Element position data
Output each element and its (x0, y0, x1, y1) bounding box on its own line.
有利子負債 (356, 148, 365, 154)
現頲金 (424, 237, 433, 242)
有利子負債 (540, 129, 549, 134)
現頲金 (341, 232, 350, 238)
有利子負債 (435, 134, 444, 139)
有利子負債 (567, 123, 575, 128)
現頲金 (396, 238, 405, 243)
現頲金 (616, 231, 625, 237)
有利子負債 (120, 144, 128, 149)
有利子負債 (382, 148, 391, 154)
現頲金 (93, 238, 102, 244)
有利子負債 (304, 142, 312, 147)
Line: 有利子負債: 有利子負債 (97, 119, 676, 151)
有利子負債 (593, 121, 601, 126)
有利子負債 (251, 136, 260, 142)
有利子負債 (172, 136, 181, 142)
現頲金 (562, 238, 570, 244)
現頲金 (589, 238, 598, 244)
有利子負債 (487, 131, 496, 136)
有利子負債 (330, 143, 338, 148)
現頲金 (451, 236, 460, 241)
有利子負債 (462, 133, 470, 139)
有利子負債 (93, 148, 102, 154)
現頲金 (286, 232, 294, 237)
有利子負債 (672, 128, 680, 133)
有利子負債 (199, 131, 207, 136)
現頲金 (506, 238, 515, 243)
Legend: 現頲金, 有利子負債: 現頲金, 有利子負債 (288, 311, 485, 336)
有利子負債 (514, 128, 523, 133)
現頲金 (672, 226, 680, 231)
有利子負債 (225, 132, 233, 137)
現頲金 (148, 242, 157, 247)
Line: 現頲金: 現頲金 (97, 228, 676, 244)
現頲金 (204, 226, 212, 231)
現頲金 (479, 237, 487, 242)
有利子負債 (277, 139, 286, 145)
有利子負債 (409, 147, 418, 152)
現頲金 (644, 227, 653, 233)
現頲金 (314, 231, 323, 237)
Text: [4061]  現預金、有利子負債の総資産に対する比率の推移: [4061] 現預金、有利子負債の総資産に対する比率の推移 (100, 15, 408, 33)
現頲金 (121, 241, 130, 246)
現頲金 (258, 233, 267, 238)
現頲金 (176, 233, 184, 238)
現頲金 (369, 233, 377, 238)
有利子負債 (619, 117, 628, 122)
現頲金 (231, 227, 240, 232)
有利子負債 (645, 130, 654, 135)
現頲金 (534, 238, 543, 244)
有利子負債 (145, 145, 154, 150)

> **What is being asked**
Rewrite all the rows above with "Legend" replaced by "Key", leaving everything else as it is.

> **Result of the task**
Output each element and its (x0, y0, x1, y1) bounding box on its own line.
有利子負債 (356, 148, 365, 154)
現頲金 (424, 237, 433, 242)
有利子負債 (540, 129, 549, 134)
現頲金 (341, 232, 350, 238)
有利子負債 (435, 134, 444, 139)
有利子負債 (567, 123, 575, 128)
現頲金 (396, 238, 405, 243)
現頲金 (616, 231, 625, 237)
有利子負債 (120, 144, 128, 149)
有利子負債 (382, 148, 391, 154)
現頲金 (93, 238, 102, 244)
有利子負債 (304, 142, 312, 147)
Line: 有利子負債: 有利子負債 (97, 119, 676, 151)
有利子負債 (593, 121, 601, 126)
有利子負債 (251, 136, 260, 142)
有利子負債 (172, 136, 181, 142)
現頲金 (562, 238, 570, 244)
現頲金 (589, 238, 598, 244)
有利子負債 (487, 131, 496, 136)
有利子負債 (330, 143, 338, 148)
現頲金 (451, 236, 460, 241)
有利子負債 (462, 133, 470, 139)
有利子負債 (93, 148, 102, 154)
現頲金 (286, 232, 294, 237)
有利子負債 (672, 128, 680, 133)
有利子負債 (199, 131, 207, 136)
現頲金 (506, 238, 515, 243)
Key: 現頲金, 有利子負債: 現頲金, 有利子負債 (288, 311, 485, 336)
有利子負債 (514, 128, 523, 133)
現頲金 (672, 226, 680, 231)
有利子負債 (225, 132, 233, 137)
現頲金 (148, 242, 157, 247)
Line: 現頲金: 現頲金 (97, 228, 676, 244)
現頲金 (204, 226, 212, 231)
現頲金 (479, 237, 487, 242)
有利子負債 (277, 139, 286, 145)
有利子負債 (409, 147, 418, 152)
現頲金 (644, 227, 653, 233)
現頲金 (314, 231, 323, 237)
Text: [4061]  現預金、有利子負債の総資産に対する比率の推移: [4061] 現預金、有利子負債の総資産に対する比率の推移 (100, 15, 408, 33)
現頲金 (121, 241, 130, 246)
現頲金 (258, 233, 267, 238)
現頲金 (176, 233, 184, 238)
現頲金 (369, 233, 377, 238)
有利子負債 (619, 117, 628, 122)
現頲金 (231, 227, 240, 232)
有利子負債 (645, 130, 654, 135)
現頲金 (534, 238, 543, 244)
有利子負債 (145, 145, 154, 150)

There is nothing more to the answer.